[Items from a dataset]
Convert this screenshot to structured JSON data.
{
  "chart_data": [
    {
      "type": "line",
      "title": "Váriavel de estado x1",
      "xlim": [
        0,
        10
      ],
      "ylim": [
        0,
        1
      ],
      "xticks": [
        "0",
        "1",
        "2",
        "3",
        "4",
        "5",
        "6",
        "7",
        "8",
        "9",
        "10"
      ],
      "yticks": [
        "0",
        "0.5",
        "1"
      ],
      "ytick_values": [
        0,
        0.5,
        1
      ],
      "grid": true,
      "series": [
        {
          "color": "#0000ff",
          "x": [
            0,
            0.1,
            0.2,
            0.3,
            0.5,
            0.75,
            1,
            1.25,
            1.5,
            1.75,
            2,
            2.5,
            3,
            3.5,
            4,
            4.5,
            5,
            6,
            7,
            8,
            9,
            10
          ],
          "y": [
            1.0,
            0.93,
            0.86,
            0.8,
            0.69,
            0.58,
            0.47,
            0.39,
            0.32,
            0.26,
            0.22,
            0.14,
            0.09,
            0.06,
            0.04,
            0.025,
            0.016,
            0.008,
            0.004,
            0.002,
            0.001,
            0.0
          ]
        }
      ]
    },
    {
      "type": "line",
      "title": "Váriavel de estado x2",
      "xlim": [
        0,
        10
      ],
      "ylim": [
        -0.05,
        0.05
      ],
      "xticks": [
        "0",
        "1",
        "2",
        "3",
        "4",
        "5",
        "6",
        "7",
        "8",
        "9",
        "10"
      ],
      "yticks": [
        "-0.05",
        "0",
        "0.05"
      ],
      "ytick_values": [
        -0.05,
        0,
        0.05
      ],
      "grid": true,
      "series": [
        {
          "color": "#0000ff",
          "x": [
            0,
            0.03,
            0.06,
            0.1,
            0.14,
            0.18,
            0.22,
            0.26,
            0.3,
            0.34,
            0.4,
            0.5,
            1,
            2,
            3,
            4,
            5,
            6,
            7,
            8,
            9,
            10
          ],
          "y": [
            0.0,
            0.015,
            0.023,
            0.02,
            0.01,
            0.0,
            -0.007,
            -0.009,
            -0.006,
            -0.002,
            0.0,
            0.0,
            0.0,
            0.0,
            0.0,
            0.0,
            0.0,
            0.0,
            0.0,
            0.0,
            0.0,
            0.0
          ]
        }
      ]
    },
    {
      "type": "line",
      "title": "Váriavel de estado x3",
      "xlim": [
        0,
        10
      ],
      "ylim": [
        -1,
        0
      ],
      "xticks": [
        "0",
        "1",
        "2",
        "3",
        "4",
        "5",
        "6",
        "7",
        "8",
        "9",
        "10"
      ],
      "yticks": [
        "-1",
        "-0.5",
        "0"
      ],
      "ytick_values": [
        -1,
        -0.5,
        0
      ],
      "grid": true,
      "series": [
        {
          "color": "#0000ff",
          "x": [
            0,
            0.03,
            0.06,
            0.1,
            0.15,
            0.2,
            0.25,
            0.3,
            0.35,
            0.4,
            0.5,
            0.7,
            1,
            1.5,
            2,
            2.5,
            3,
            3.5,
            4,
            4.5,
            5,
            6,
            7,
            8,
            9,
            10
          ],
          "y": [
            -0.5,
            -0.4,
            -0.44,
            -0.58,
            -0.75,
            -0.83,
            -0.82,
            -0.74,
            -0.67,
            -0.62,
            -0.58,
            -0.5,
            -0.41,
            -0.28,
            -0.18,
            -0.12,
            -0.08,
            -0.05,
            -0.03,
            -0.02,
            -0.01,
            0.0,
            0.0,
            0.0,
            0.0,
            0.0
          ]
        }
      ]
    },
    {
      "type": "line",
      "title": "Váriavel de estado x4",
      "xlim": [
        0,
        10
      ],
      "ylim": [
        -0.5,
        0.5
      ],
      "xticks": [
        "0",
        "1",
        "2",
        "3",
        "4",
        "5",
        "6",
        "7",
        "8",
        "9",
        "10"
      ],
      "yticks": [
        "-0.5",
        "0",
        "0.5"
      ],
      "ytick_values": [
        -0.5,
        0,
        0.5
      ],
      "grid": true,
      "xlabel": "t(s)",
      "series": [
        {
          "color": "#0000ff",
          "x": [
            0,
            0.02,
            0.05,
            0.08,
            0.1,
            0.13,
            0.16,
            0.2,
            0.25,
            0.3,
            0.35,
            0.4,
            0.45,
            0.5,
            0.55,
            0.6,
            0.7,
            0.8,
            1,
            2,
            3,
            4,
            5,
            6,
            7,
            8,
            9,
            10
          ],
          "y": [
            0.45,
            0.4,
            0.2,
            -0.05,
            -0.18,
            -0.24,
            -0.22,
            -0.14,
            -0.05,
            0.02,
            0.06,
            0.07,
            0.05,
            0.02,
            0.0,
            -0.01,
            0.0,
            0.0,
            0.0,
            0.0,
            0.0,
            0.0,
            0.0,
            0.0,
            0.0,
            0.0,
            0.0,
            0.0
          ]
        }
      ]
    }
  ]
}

Brief » Extract the complete listing above, reproducing each line exactly.

Output for this task »
Convert this screenshot to structured JSON data.
{
  "chart_data": [
    {
      "type": "line",
      "title": "Váriavel de estado x1",
      "xlim": [
        0,
        10
      ],
      "ylim": [
        0,
        1
      ],
      "xticks": [
        "0",
        "1",
        "2",
        "3",
        "4",
        "5",
        "6",
        "7",
        "8",
        "9",
        "10"
      ],
      "yticks": [
        "0",
        "0.5",
        "1"
      ],
      "ytick_values": [
        0,
        0.5,
        1
      ],
      "grid": true,
      "series": [
        {
          "color": "#0000ff",
          "x": [
            0,
            0.1,
            0.2,
            0.3,
            0.5,
            0.75,
            1,
            1.25,
            1.5,
            1.75,
            2,
            2.5,
            3,
            3.5,
            4,
            4.5,
            5,
            6,
            7,
            8,
            9,
            10
          ],
          "y": [
            1.0,
            0.93,
            0.86,
            0.8,
            0.69,
            0.58,
            0.47,
            0.39,
            0.32,
            0.26,
            0.22,
            0.14,
            0.09,
            0.06,
            0.04,
            0.025,
            0.016,
            0.008,
            0.004,
            0.002,
            0.001,
            0.0
          ]
        }
      ]
    },
    {
      "type": "line",
      "title": "Váriavel de estado x2",
      "xlim": [
        0,
        10
      ],
      "ylim": [
        -0.05,
        0.05
      ],
      "xticks": [
        "0",
        "1",
        "2",
        "3",
        "4",
        "5",
        "6",
        "7",
        "8",
        "9",
        "10"
      ],
      "yticks": [
        "-0.05",
        "0",
        "0.05"
      ],
      "ytick_values": [
        -0.05,
        0,
        0.05
      ],
      "grid": true,
      "series": [
        {
          "color": "#0000ff",
          "x": [
            0,
            0.03,
            0.06,
            0.1,
            0.14,
            0.18,
            0.22,
            0.26,
            0.3,
            0.34,
            0.4,
            0.5,
            1,
            2,
            3,
            4,
            5,
            6,
            7,
            8,
            9,
            10
          ],
          "y": [
            0.0,
            0.015,
            0.023,
            0.02,
            0.01,
            0.0,
            -0.007,
            -0.009,
            -0.006,
            -0.002,
            0.0,
            0.0,
            0.0,
            0.0,
            0.0,
            0.0,
            0.0,
            0.0,
            0.0,
            0.0,
            0.0,
            0.0
          ]
        }
      ]
    },
    {
      "type": "line",
      "title": "Váriavel de estado x3",
      "xlim": [
        0,
        10
      ],
      "ylim": [
        -1,
        0
      ],
      "xticks": [
        "0",
        "1",
        "2",
        "3",
        "4",
        "5",
        "6",
        "7",
        "8",
        "9",
        "10"
      ],
      "yticks": [
        "-1",
        "-0.5",
        "0"
      ],
      "ytick_values": [
        -1,
        -0.5,
        0
      ],
      "grid": true,
      "series": [
        {
          "color": "#0000ff",
          "x": [
            0,
            0.03,
            0.06,
            0.1,
            0.15,
            0.2,
            0.25,
            0.3,
            0.35,
            0.4,
            0.5,
            0.7,
            1,
            1.5,
            2,
            2.5,
            3,
            3.5,
            4,
            4.5,
            5,
            6,
            7,
            8,
            9,
            10
          ],
          "y": [
            -0.5,
            -0.4,
            -0.44,
            -0.58,
            -0.75,
            -0.83,
            -0.82,
            -0.74,
            -0.67,
            -0.62,
            -0.58,
            -0.5,
            -0.41,
            -0.28,
            -0.18,
            -0.12,
            -0.08,
            -0.05,
            -0.03,
            -0.02,
            -0.01,
            0.0,
            0.0,
            0.0,
            0.0,
            0.0
          ]
        }
      ]
    },
    {
      "type": "line",
      "title": "Váriavel de estado x4",
      "xlim": [
        0,
        10
      ],
      "ylim": [
        -0.5,
        0.5
      ],
      "xticks": [
        "0",
        "1",
        "2",
        "3",
        "4",
        "5",
        "6",
        "7",
        "8",
        "9",
        "10"
      ],
      "yticks": [
        "-0.5",
        "0",
        "0.5"
      ],
      "ytick_values": [
        -0.5,
        0,
        0.5
      ],
      "grid": true,
      "xlabel": "t(s)",
      "series": [
        {
          "color": "#0000ff",
          "x": [
            0,
            0.02,
            0.05,
            0.08,
            0.1,
            0.13,
            0.16,
            0.2,
            0.25,
            0.3,
            0.35,
            0.4,
            0.45,
            0.5,
            0.55,
            0.6,
            0.7,
            0.8,
            1,
            2,
            3,
            4,
            5,
            6,
            7,
            8,
            9,
            10
          ],
          "y": [
            0.45,
            0.4,
            0.2,
            -0.05,
            -0.18,
            -0.24,
            -0.22,
            -0.14,
            -0.05,
            0.02,
            0.06,
            0.07,
            0.05,
            0.02,
            0.0,
            -0.01,
            0.0,
            0.0,
            0.0,
            0.0,
            0.0,
            0.0,
            0.0,
            0.0,
            0.0,
            0.0,
            0.0,
            0.0
          ]
        }
      ]
    }
  ]
}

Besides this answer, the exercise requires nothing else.